#### REQUIREMENTS
Beginning at the line that contains "Convert this document image to plain text." and ending at the last line of the entries, write out each line exactly; include nothing outside that span.

Collected data entries

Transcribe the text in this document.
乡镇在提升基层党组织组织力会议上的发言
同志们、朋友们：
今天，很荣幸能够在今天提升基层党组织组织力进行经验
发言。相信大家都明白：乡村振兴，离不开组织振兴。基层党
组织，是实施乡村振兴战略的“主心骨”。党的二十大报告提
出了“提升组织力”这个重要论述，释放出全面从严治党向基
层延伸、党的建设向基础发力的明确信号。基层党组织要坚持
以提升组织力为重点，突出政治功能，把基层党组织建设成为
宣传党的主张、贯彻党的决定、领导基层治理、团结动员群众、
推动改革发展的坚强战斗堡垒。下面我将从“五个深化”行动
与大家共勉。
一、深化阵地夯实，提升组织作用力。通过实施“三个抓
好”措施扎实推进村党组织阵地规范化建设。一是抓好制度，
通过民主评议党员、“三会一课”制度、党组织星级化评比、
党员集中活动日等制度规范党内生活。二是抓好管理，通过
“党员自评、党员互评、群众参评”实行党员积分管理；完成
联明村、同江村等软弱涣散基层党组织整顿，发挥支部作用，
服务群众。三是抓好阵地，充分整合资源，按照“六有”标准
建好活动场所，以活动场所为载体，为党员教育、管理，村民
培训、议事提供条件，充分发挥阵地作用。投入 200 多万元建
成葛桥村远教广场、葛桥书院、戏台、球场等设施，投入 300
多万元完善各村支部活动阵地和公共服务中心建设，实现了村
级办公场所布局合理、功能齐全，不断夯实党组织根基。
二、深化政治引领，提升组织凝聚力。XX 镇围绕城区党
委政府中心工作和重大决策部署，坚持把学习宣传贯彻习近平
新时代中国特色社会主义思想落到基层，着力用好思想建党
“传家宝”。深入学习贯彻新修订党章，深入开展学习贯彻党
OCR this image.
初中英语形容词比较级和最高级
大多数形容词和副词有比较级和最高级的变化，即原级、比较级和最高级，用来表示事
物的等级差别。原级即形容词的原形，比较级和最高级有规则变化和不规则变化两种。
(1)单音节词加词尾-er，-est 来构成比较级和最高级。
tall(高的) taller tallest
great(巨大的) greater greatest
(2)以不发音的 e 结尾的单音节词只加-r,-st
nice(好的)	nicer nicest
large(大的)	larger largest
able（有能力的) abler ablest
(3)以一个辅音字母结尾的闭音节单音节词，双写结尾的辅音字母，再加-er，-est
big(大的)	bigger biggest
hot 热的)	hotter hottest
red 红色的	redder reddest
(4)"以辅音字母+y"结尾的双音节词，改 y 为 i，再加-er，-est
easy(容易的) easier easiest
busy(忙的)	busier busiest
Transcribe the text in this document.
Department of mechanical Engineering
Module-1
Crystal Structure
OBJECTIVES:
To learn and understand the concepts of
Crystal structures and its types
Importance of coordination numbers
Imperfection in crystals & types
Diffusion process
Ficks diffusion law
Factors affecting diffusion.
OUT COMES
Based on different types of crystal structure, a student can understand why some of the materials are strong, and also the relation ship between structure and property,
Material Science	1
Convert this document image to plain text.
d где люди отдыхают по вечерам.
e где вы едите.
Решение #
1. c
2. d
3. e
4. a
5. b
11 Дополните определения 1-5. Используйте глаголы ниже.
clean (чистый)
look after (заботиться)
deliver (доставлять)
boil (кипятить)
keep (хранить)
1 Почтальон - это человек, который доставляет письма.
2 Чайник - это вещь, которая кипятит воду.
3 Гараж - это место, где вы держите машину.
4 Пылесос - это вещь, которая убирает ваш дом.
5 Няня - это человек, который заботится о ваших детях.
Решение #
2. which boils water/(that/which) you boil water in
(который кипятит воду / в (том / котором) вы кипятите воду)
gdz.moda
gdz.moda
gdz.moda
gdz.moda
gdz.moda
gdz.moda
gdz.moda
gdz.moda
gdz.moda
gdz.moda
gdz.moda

#### THE REPLY
Convert this document image to plain text.
d где люди отдыхают по вечерам.
e где вы едите.
Решение #
1. c
2. d
3. e
4. a
5. b
11 Дополните определения 1-5. Используйте глаголы ниже.
clean (чистый)
look after (заботиться)
deliver (доставлять)
boil (кипятить)
keep (хранить)
1 Почтальон - это человек, который доставляет письма.
2 Чайник - это вещь, которая кипятит воду.
3 Гараж - это место, где вы держите машину.
4 Пылесос - это вещь, которая убирает ваш дом.
5 Няня - это человек, который заботится о ваших детях.
Решение #
2. which boils water/(that/which) you boil water in
(который кипятит воду / в (том / котором) вы кипятите воду)
gdz.moda
gdz.moda
gdz.moda
gdz.moda
gdz.moda
gdz.moda
gdz.moda
gdz.moda
gdz.moda
gdz.moda
gdz.moda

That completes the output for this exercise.